Transcribe the whole listing below without changing a word, but leave out every image.

Saved entries
•••
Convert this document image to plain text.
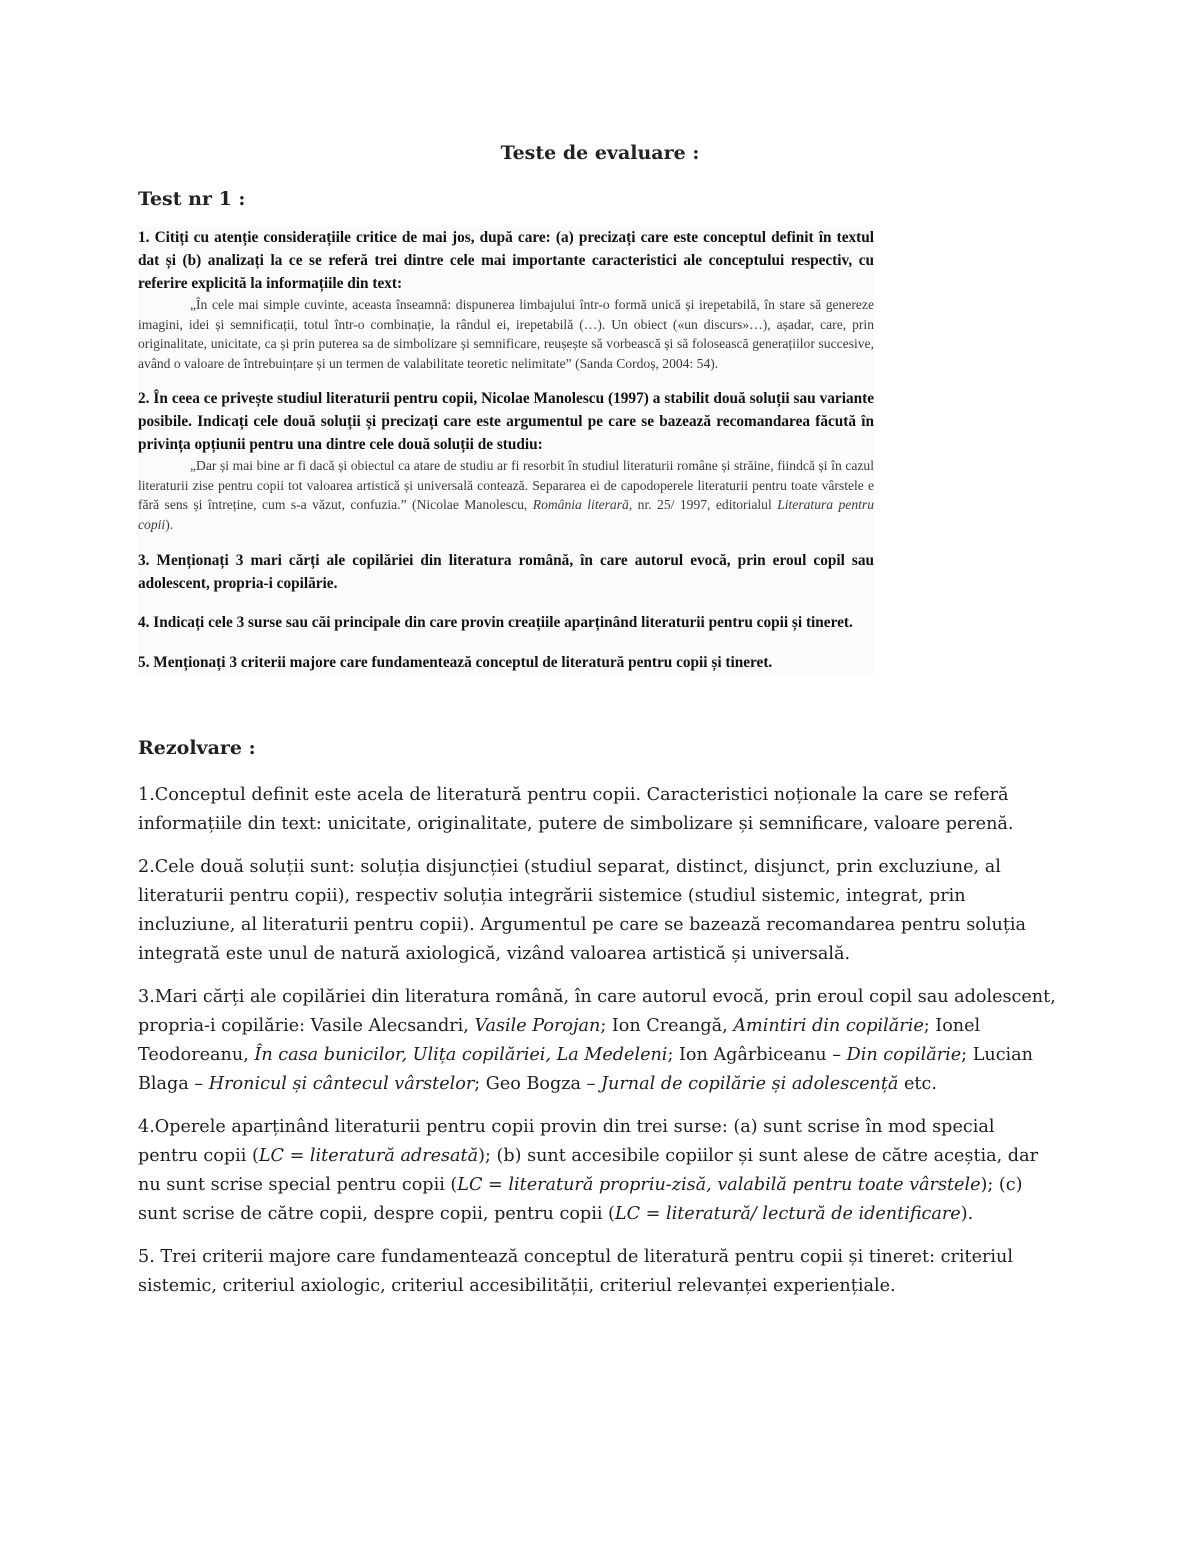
Teste de evaluare :
Test nr 1 :
1. Citiți cu atenție considerațiile critice de mai jos, după care: (a) precizați care este conceptul definit în textul dat și (b) analizați la ce se referă trei dintre cele mai importante caracteristici ale conceptului respectiv, cu referire explicită la informațiile din text:
„În cele mai simple cuvinte, aceasta înseamnă: dispunerea limbajului într-o formă unică și irepetabilă, în stare să genereze imagini, idei și semnificații, totul într-o combinație, la rândul ei, irepetabilă (…). Un obiect («un discurs»…), așadar, care, prin originalitate, unicitate, ca și prin puterea sa de simbolizare și semnificare, reușește să vorbească și să folosească generațiilor succesive, având o valoare de întrebuințare și un termen de valabilitate teoretic nelimitate” (Sanda Cordoș, 2004: 54).
2. În ceea ce privește studiul literaturii pentru copii, Nicolae Manolescu (1997) a stabilit două soluții sau variante posibile. Indicați cele două soluții și precizați care este argumentul pe care se bazează recomandarea făcută în privința opțiunii pentru una dintre cele două soluții de studiu:
„Dar și mai bine ar fi dacă și obiectul ca atare de studiu ar fi resorbit în studiul literaturii române și străine, fiindcă și în cazul literaturii zise pentru copii tot valoarea artistică și universală contează. Separarea ei de capodoperele literaturii pentru toate vârstele e fără sens și întreține, cum s-a văzut, confuzia.” (Nicolae Manolescu, România literară, nr. 25/ 1997, editorialul Literatura pentru copii).
3. Menționați 3 mari cărți ale copilăriei din literatura română, în care autorul evocă, prin eroul copil sau adolescent, propria-i copilărie.
4. Indicați cele 3 surse sau căi principale din care provin creațiile aparținând literaturii pentru copii și tineret.
5. Menționați 3 criterii majore care fundamentează conceptul de literatură pentru copii și tineret.
Rezolvare :

1.Conceptul definit este acela de literatură pentru copii. Caracteristici noționale la care se referă informațiile din text: unicitate, originalitate, putere de simbolizare și semnificare, valoare perenă.

2.Cele două soluții sunt: soluția disjuncției (studiul separat, distinct, disjunct, prin excluziune, al literaturii pentru copii), respectiv soluția integrării sistemice (studiul sistemic, integrat, prin incluziune, al literaturii pentru copii). Argumentul pe care se bazează recomandarea pentru soluția integrată este unul de natură axiologică, vizând valoarea artistică și universală.

3.Mari cărți ale copilăriei din literatura română, în care autorul evocă, prin eroul copil sau adolescent, propria-i copilărie: Vasile Alecsandri, Vasile Porojan; Ion Creangă, Amintiri din copilărie; Ionel Teodoreanu, În casa bunicilor, Ulița copilăriei, La Medeleni; Ion Agârbiceanu – Din copilărie; Lucian Blaga – Hronicul și cântecul vârstelor; Geo Bogza – Jurnal de copilărie și adolescență etc.

4.Operele aparținând literaturii pentru copii provin din trei surse: (a) sunt scrise în mod special pentru copii (LC = literatură adresată); (b) sunt accesibile copiilor și sunt alese de către aceștia, dar nu sunt scrise special pentru copii (LC = literatură propriu-zisă, valabilă pentru toate vârstele); (c) sunt scrise de către copii, despre copii, pentru copii (LC = literatură/ lectură de identificare).

5. Trei criterii majore care fundamentează conceptul de literatură pentru copii și tineret: criteriul sistemic, criteriul axiologic, criteriul accesibilității, criteriul relevanței experiențiale.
•••
* _TASK ANSWER_:
Convert this document image to plain text.
Teste de evaluare :
Test nr 1 :
1. Citiți cu atenție considerațiile critice de mai jos, după care: (a) precizați care este conceptul definit în textul dat și (b) analizați la ce se referă trei dintre cele mai importante caracteristici ale conceptului respectiv, cu referire explicită la informațiile din text:
„În cele mai simple cuvinte, aceasta înseamnă: dispunerea limbajului într-o formă unică și irepetabilă, în stare să genereze imagini, idei și semnificații, totul într-o combinație, la rândul ei, irepetabilă (…). Un obiect («un discurs»…), așadar, care, prin originalitate, unicitate, ca și prin puterea sa de simbolizare și semnificare, reușește să vorbească și să folosească generațiilor succesive, având o valoare de întrebuințare și un termen de valabilitate teoretic nelimitate” (Sanda Cordoș, 2004: 54).
2. În ceea ce privește studiul literaturii pentru copii, Nicolae Manolescu (1997) a stabilit două soluții sau variante posibile. Indicați cele două soluții și precizați care este argumentul pe care se bazează recomandarea făcută în privința opțiunii pentru una dintre cele două soluții de studiu:
„Dar și mai bine ar fi dacă și obiectul ca atare de studiu ar fi resorbit în studiul literaturii române și străine, fiindcă și în cazul literaturii zise pentru copii tot valoarea artistică și universală contează. Separarea ei de capodoperele literaturii pentru toate vârstele e fără sens și întreține, cum s-a văzut, confuzia.” (Nicolae Manolescu, România literară, nr. 25/ 1997, editorialul Literatura pentru copii).
3. Menționați 3 mari cărți ale copilăriei din literatura română, în care autorul evocă, prin eroul copil sau adolescent, propria-i copilărie.
4. Indicați cele 3 surse sau căi principale din care provin creațiile aparținând literaturii pentru copii și tineret.
5. Menționați 3 criterii majore care fundamentează conceptul de literatură pentru copii și tineret.
Rezolvare :

1.Conceptul definit este acela de literatură pentru copii. Caracteristici noționale la care se referă informațiile din text: unicitate, originalitate, putere de simbolizare și semnificare, valoare perenă.

2.Cele două soluții sunt: soluția disjuncției (studiul separat, distinct, disjunct, prin excluziune, al literaturii pentru copii), respectiv soluția integrării sistemice (studiul sistemic, integrat, prin incluziune, al literaturii pentru copii). Argumentul pe care se bazează recomandarea pentru soluția integrată este unul de natură axiologică, vizând valoarea artistică și universală.

3.Mari cărți ale copilăriei din literatura română, în care autorul evocă, prin eroul copil sau adolescent, propria-i copilărie: Vasile Alecsandri, Vasile Porojan; Ion Creangă, Amintiri din copilărie; Ionel Teodoreanu, În casa bunicilor, Ulița copilăriei, La Medeleni; Ion Agârbiceanu – Din copilărie; Lucian Blaga – Hronicul și cântecul vârstelor; Geo Bogza – Jurnal de copilărie și adolescență etc.

4.Operele aparținând literaturii pentru copii provin din trei surse: (a) sunt scrise în mod special pentru copii (LC = literatură adresată); (b) sunt accesibile copiilor și sunt alese de către aceștia, dar nu sunt scrise special pentru copii (LC = literatură propriu-zisă, valabilă pentru toate vârstele); (c) sunt scrise de către copii, despre copii, pentru copii (LC = literatură/ lectură de identificare).

5. Trei criterii majore care fundamentează conceptul de literatură pentru copii și tineret: criteriul sistemic, criteriul axiologic, criteriul accesibilității, criteriul relevanței experiențiale.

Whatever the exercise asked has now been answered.